(Problem requirements)
List each line holding the string "fase".

(Record set)
··········
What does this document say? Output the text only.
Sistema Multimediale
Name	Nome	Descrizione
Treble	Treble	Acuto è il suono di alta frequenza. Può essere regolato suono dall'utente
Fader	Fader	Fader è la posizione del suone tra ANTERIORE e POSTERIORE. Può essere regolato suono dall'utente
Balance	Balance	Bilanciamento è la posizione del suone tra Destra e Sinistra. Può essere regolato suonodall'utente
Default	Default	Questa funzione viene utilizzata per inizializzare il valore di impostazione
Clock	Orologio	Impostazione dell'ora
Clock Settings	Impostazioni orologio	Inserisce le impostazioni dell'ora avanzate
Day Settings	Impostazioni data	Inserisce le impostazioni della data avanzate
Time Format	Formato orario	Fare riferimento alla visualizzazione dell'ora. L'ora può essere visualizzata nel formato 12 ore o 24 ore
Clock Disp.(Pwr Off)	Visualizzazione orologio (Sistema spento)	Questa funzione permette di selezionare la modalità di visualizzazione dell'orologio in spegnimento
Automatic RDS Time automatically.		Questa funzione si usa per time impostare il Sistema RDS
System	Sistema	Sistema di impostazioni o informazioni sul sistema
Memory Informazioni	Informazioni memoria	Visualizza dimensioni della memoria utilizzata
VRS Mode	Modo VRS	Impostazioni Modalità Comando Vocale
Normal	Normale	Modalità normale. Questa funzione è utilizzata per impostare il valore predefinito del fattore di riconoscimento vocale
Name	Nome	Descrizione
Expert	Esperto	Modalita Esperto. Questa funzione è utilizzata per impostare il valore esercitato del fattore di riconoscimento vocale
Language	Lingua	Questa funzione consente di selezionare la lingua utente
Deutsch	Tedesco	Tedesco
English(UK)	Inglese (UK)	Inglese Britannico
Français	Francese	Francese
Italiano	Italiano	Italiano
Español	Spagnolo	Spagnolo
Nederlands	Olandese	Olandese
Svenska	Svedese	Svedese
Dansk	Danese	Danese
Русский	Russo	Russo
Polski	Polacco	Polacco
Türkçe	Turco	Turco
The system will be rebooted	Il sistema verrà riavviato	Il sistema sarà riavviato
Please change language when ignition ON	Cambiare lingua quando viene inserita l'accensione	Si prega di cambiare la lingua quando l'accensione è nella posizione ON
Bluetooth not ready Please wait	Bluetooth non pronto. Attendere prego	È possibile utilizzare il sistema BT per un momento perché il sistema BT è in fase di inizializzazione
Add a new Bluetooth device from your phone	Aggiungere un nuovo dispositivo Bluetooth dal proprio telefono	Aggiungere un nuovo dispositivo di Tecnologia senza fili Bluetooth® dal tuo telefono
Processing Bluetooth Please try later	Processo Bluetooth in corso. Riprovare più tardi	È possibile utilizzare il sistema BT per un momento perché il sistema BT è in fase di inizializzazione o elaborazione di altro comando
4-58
··········
(Written solution)
Bluetooth not ready Please wait	Bluetooth non pronto. Attendere prego	È possibile utilizzare il sistema BT per un momento perché il sistema BT è in fase di inizializzazione
Processing Bluetooth Please try later	Processo Bluetooth in corso. Riprovare più tardi	È possibile utilizzare il sistema BT per un momento perché il sistema BT è in fase di inizializzazione o elaborazione di altro comando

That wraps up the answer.